Region boundary data:

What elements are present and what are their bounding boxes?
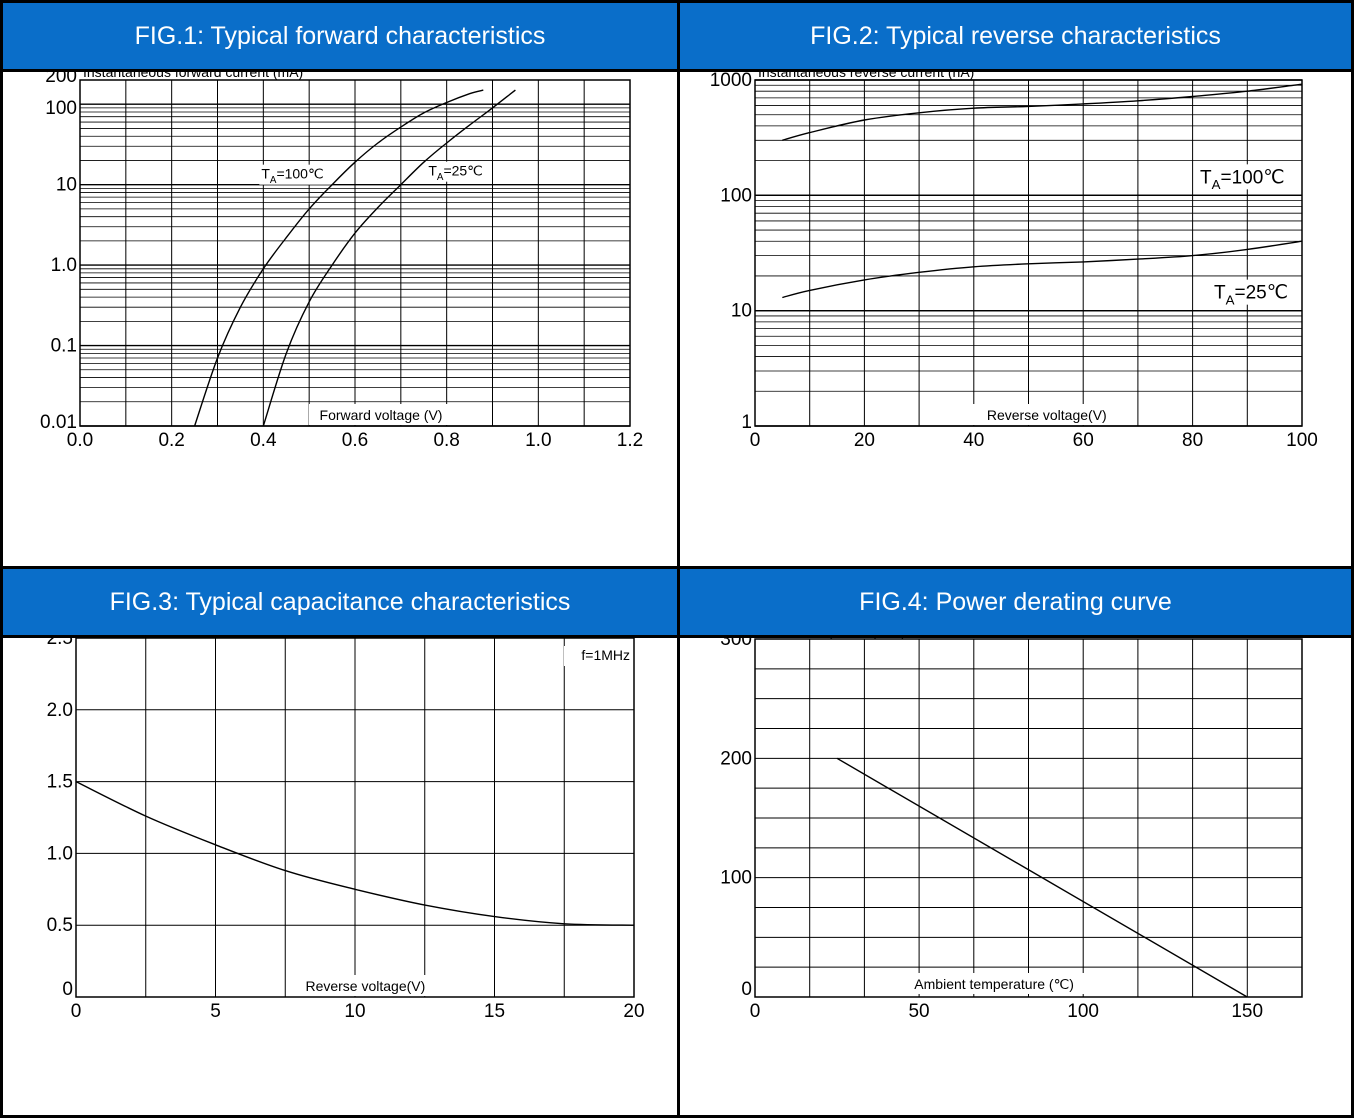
x-tick-label: 0.2 [158,430,184,451]
x-tick-label: 150 [1231,1001,1263,1022]
x-axis-title-bg [897,973,1092,994]
fig1-chart: 0.0 0.2 0.4 0.6 0.8 1.0 1.2 0.01 0.1 1.0 10 100 200 I… [40,72,643,451]
x-axis-title: Forward voltage (V) [320,407,443,423]
x-axis-title: Ambient temperature (℃) [914,976,1074,992]
series-label: TA=25℃ [428,163,483,183]
y-tick-label: 1.0 [51,255,77,276]
x-tick-label: 100 [1067,1001,1099,1022]
series-line-0 [782,83,1303,141]
x-tick-label: 20 [854,430,875,451]
y-tick-label: 200 [720,748,752,769]
y-axis-title: Instantaneous forward current (mA) [83,72,303,80]
y-tick-label: 2.0 [47,700,73,721]
x-tick-label: 50 [908,1001,929,1022]
y-tick-label: 1000 [710,72,752,91]
y-tick-label: 1.0 [47,843,73,864]
y-tick-label: 0.01 [40,412,77,433]
fig1-panel: FIG.1: Typical forward characteristics 0… [0,0,680,580]
series-line-0 [75,780,635,926]
annotation-label: f=1MHz [581,647,630,663]
y-tick-label: 0 [741,979,752,1000]
x-tick-label: 10 [344,1001,365,1022]
x-tick-label: 40 [963,430,984,451]
x-tick-label: 0.8 [433,430,459,451]
fig4-title: FIG.4: Power derating curve [680,569,1351,638]
y-tick-label: 1 [741,412,752,433]
x-tick-label: 5 [210,1001,221,1022]
y-tick-label: 200 [45,72,77,87]
y-tick-label: 10 [56,175,77,196]
series-label-bg [259,164,332,185]
x-tick-label: 0 [750,430,761,451]
y-tick-label: 0 [62,979,73,1000]
series-line-1 [782,240,1303,299]
x-axis-title-bg [309,404,453,425]
x-axis-title: Reverse voltage(V) [305,978,425,994]
series-label-bg [426,161,491,182]
series-label-bg [1212,279,1300,305]
fig2-chart: 0 20 40 60 80 100 1 10 100 1000 Instantaneous reve… [710,72,1318,451]
x-tick-label: 1.0 [525,430,551,451]
y-tick-label: 0.1 [51,336,77,357]
series-label: TA=100℃ [1200,167,1285,192]
fig3-chart: 0510152000.51.01.52.02.5Capacitance(pF)R… [47,638,645,1022]
series-line-0 [193,89,484,427]
fig3-panel: FIG.3: Typical capacitance characteristi… [0,566,680,1118]
x-axis-title-bg [291,975,440,996]
plot-frame [79,79,631,427]
x-tick-label: 0.6 [342,430,368,451]
y-tick-label: 1.5 [47,772,73,793]
series-line-0 [836,757,1248,998]
x-tick-label: 1.2 [617,430,643,451]
y-axis-title: Power dissipation (mW) [758,638,906,639]
plot-frame [754,79,1303,427]
y-tick-label: 100 [720,868,752,889]
x-tick-label: 0.4 [250,430,277,451]
y-tick-label: 100 [45,98,77,119]
y-tick-label: 100 [720,185,752,206]
annotation-bg [564,646,630,666]
fig2-panel: FIG.2: Typical reverse characteristics 0… [677,0,1354,580]
x-tick-label: 100 [1286,430,1318,451]
y-tick-label: 300 [720,638,752,650]
y-axis-title: Instantaneous reverse current (nA) [758,72,974,80]
fig1-title: FIG.1: Typical forward characteristics [3,3,677,72]
x-axis-title-bg [972,404,1121,425]
x-tick-label: 0 [750,1001,761,1022]
series-line-1 [262,89,516,427]
fig3-title: FIG.3: Typical capacitance characteristi… [3,569,677,638]
x-tick-label: 60 [1073,430,1094,451]
fig4-panel: FIG.4: Power derating curve 0 50 100 150 0 10… [677,566,1354,1118]
y-tick-label: 10 [731,301,752,322]
x-axis-title: Reverse voltage(V) [987,407,1107,423]
series-label: TA=25℃ [1214,283,1288,308]
series-label: TA=100℃ [261,166,323,186]
x-tick-label: 20 [623,1001,644,1022]
x-tick-label: 0 [71,1001,82,1022]
y-tick-label: 2.5 [47,638,73,649]
plot-frame [75,638,635,998]
fig2-title: FIG.2: Typical reverse characteristics [680,3,1351,72]
fig4-chart: 0 50 100 150 0 100 200 300 Power dissipation (mW… [720,638,1303,1022]
series-label-bg [1198,164,1300,190]
x-tick-label: 80 [1182,430,1203,451]
x-tick-label: 0.0 [67,430,93,451]
x-tick-label: 15 [484,1001,505,1022]
y-tick-label: 0.5 [47,915,73,936]
plot-frame [754,638,1303,998]
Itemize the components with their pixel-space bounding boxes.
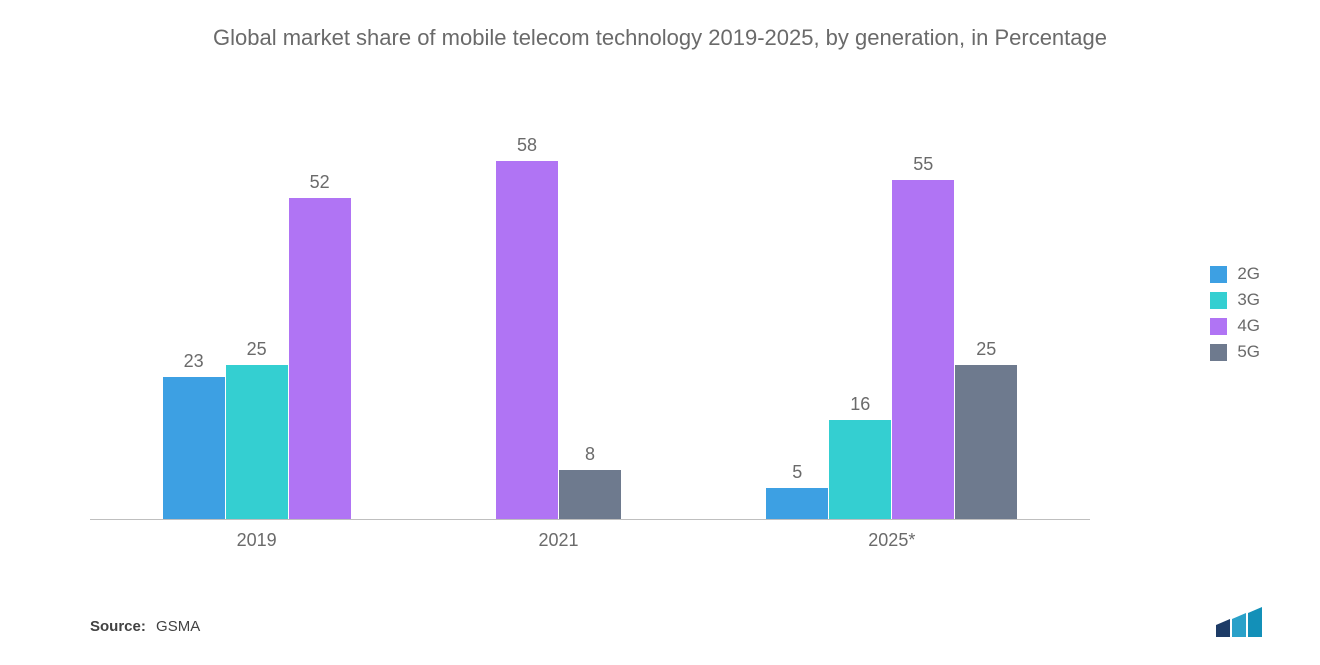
x-tick-label: 2021	[495, 530, 621, 551]
legend-swatch	[1210, 318, 1227, 335]
bar-5g: 25	[955, 365, 1017, 519]
bar-4g: 52	[289, 198, 351, 519]
legend-swatch	[1210, 292, 1227, 309]
bar-value-label: 52	[289, 172, 351, 193]
legend-item-2g: 2G	[1210, 264, 1260, 284]
legend-item-5g: 5G	[1210, 342, 1260, 362]
bar-value-label: 25	[226, 339, 288, 360]
legend-item-4g: 4G	[1210, 316, 1260, 336]
legend-swatch	[1210, 344, 1227, 361]
bar-group: 232552	[162, 120, 351, 519]
bar-4g: 55	[892, 180, 954, 519]
source-text: GSMA	[156, 618, 200, 635]
logo-bar-2	[1232, 613, 1246, 637]
legend-label: 4G	[1237, 316, 1260, 336]
bar-value-label: 55	[892, 154, 954, 175]
legend-swatch	[1210, 266, 1227, 283]
bar-3g: 16	[829, 420, 891, 519]
logo-bar-3	[1248, 607, 1262, 637]
bar-group: 588	[495, 120, 621, 519]
bar-value-label: 25	[955, 339, 1017, 360]
chart-title: Global market share of mobile telecom te…	[0, 0, 1320, 64]
bar-group: 5165525	[766, 120, 1018, 519]
legend-label: 2G	[1237, 264, 1260, 284]
bar-value-label: 23	[163, 351, 225, 372]
bar-2g: 5	[766, 488, 828, 519]
bar-value-label: 58	[496, 135, 558, 156]
bar-4g: 58	[496, 161, 558, 519]
legend-label: 5G	[1237, 342, 1260, 362]
x-tick-label: 2025*	[766, 530, 1018, 551]
plot-area: 2325525885165525	[90, 120, 1090, 520]
bar-value-label: 8	[559, 444, 621, 465]
logo-bar-1	[1216, 619, 1230, 637]
bar-5g: 8	[559, 470, 621, 519]
chart-area: 2325525885165525 201920212025*	[90, 120, 1090, 560]
bar-3g: 25	[226, 365, 288, 519]
source-label: Source:	[90, 618, 146, 635]
source-attribution: Source: GSMA	[90, 618, 200, 635]
brand-logo	[1212, 607, 1272, 643]
legend-item-3g: 3G	[1210, 290, 1260, 310]
bar-value-label: 5	[766, 462, 828, 483]
x-axis-labels: 2019 2021 2025*	[90, 530, 1090, 551]
bar-2g: 23	[163, 377, 225, 519]
legend: 2G 3G 4G 5G	[1210, 258, 1260, 368]
legend-label: 3G	[1237, 290, 1260, 310]
x-tick-label: 2019	[162, 530, 351, 551]
bar-value-label: 16	[829, 394, 891, 415]
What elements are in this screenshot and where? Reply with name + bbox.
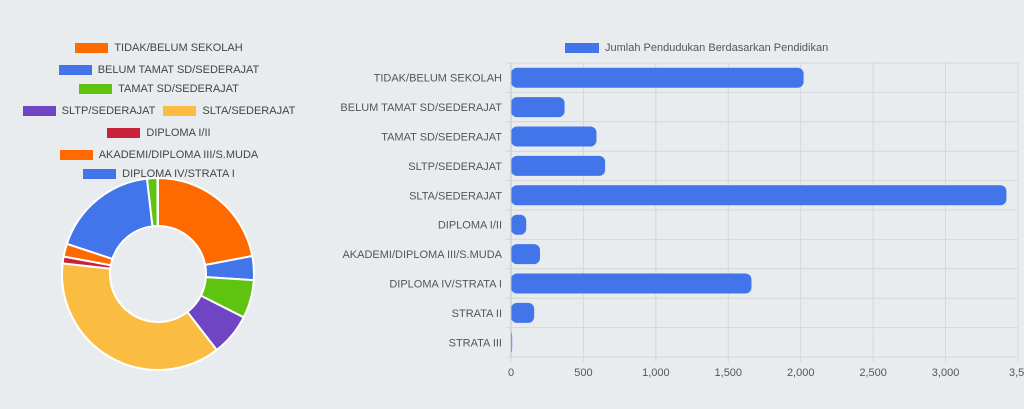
bar[interactable] (511, 67, 804, 88)
donut-slice[interactable] (157, 176, 254, 267)
x-tick-label: 0 (508, 367, 514, 379)
bar-legend-swatch (565, 43, 599, 53)
donut-legend-item[interactable]: AKADEMI/DIPLOMA III/S.MUDA (59, 147, 259, 163)
y-category-label: STRATA III (449, 337, 502, 349)
y-category-label: SLTP/SEDERAJAT (408, 161, 502, 173)
bar[interactable] (511, 244, 540, 265)
y-category-label: TAMAT SD/SEDERAJAT (381, 132, 502, 144)
y-category-label: DIPLOMA I/II (438, 220, 502, 232)
bar[interactable] (511, 155, 606, 176)
legend-swatch (163, 106, 197, 116)
donut-legend-item[interactable]: DIPLOMA IV/STRATA I (83, 166, 235, 182)
legend-label: DIPLOMA I/II (146, 127, 211, 139)
legend-swatch (59, 150, 93, 160)
legend-label: SLTP/SEDERAJAT (61, 105, 156, 117)
x-tick-label: 2,000 (787, 367, 815, 379)
donut-legend-item[interactable]: DIPLOMA I/II (107, 125, 211, 141)
x-tick-label: 500 (574, 367, 592, 379)
legend-swatch (58, 65, 92, 75)
legend-swatch (22, 106, 56, 116)
legend-label: TAMAT SD/SEDERAJAT (118, 83, 239, 95)
y-category-label: AKADEMI/DIPLOMA III/S.MUDA (342, 249, 502, 261)
bar-legend[interactable]: Jumlah Pendudukan Berdasarkan Pendidikan (565, 42, 828, 54)
legend-label: BELUM TAMAT SD/SEDERAJAT (97, 64, 260, 76)
legend-label: TIDAK/BELUM SEKOLAH (114, 42, 243, 54)
bar[interactable] (511, 302, 535, 323)
bar[interactable] (511, 126, 597, 147)
bar[interactable] (511, 185, 1007, 206)
legend-label: AKADEMI/DIPLOMA III/S.MUDA (98, 149, 259, 161)
donut-slice[interactable] (61, 262, 219, 371)
bar-legend-label: Jumlah Pendudukan Berdasarkan Pendidikan (605, 42, 829, 54)
donut-legend-item[interactable]: SLTA/SEDERAJAT (163, 103, 295, 119)
x-tick-label: 2,500 (859, 367, 887, 379)
y-category-label: TIDAK/BELUM SEKOLAH (374, 73, 502, 85)
y-category-label: BELUM TAMAT SD/SEDERAJAT (340, 102, 502, 114)
bar[interactable] (511, 273, 752, 294)
legend-swatch (107, 128, 141, 138)
donut-legend-item[interactable]: TAMAT SD/SEDERAJAT (79, 81, 239, 97)
y-category-label: STRATA II (452, 308, 502, 320)
x-tick-label: 1,500 (715, 367, 743, 379)
legend-swatch (75, 43, 109, 53)
donut-legend-item[interactable]: BELUM TAMAT SD/SEDERAJAT (58, 62, 260, 78)
legend-swatch (83, 169, 117, 179)
x-tick-label: 1,000 (642, 367, 670, 379)
bar[interactable] (511, 214, 527, 235)
donut-legend-item[interactable]: SLTP/SEDERAJAT (22, 103, 156, 119)
x-tick-label: 3,000 (932, 367, 960, 379)
legend-label: DIPLOMA IV/STRATA I (122, 168, 235, 180)
bar[interactable] (511, 97, 565, 118)
donut-slice[interactable] (156, 176, 159, 228)
legend-label: SLTA/SEDERAJAT (202, 105, 296, 117)
donut-legend-item[interactable]: TIDAK/BELUM SEKOLAH (75, 40, 243, 56)
y-category-label: DIPLOMA IV/STRATA I (389, 279, 502, 291)
legend-swatch (79, 84, 113, 94)
donut-chart (61, 176, 255, 371)
x-tick-label: 3,50 (1009, 367, 1024, 379)
y-category-label: SLTA/SEDERAJAT (409, 190, 502, 202)
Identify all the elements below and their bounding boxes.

**Challenge:**
Rewrite everything from the line containing "bar[interactable] (511, 67, 804, 88)" down to the line containing "legend-swatch (163, 106, 197, 116)" as a JSON list of strings, one string per line, leaving out blank lines.

**Answer:**
[
  "bar[interactable] (511, 67, 804, 88)",
  "donut-slice[interactable] (157, 176, 254, 267)",
  "x-tick-label: 0 (508, 367, 514, 379)",
  "bar-legend-swatch (565, 43, 599, 53)",
  "donut-legend-item[interactable]: AKADEMI/DIPLOMA III/S.MUDA (59, 147, 259, 163)",
  "y-category-label: STRATA III (449, 337, 502, 349)",
  "y-category-label: SLTP/SEDERAJAT (408, 161, 502, 173)",
  "bar[interactable] (511, 244, 540, 265)",
  "y-category-label: TAMAT SD/SEDERAJAT (381, 132, 502, 144)",
  "y-category-label: DIPLOMA I/II (438, 220, 502, 232)",
  "bar[interactable] (511, 155, 606, 176)",
  "legend-swatch (163, 106, 197, 116)"
]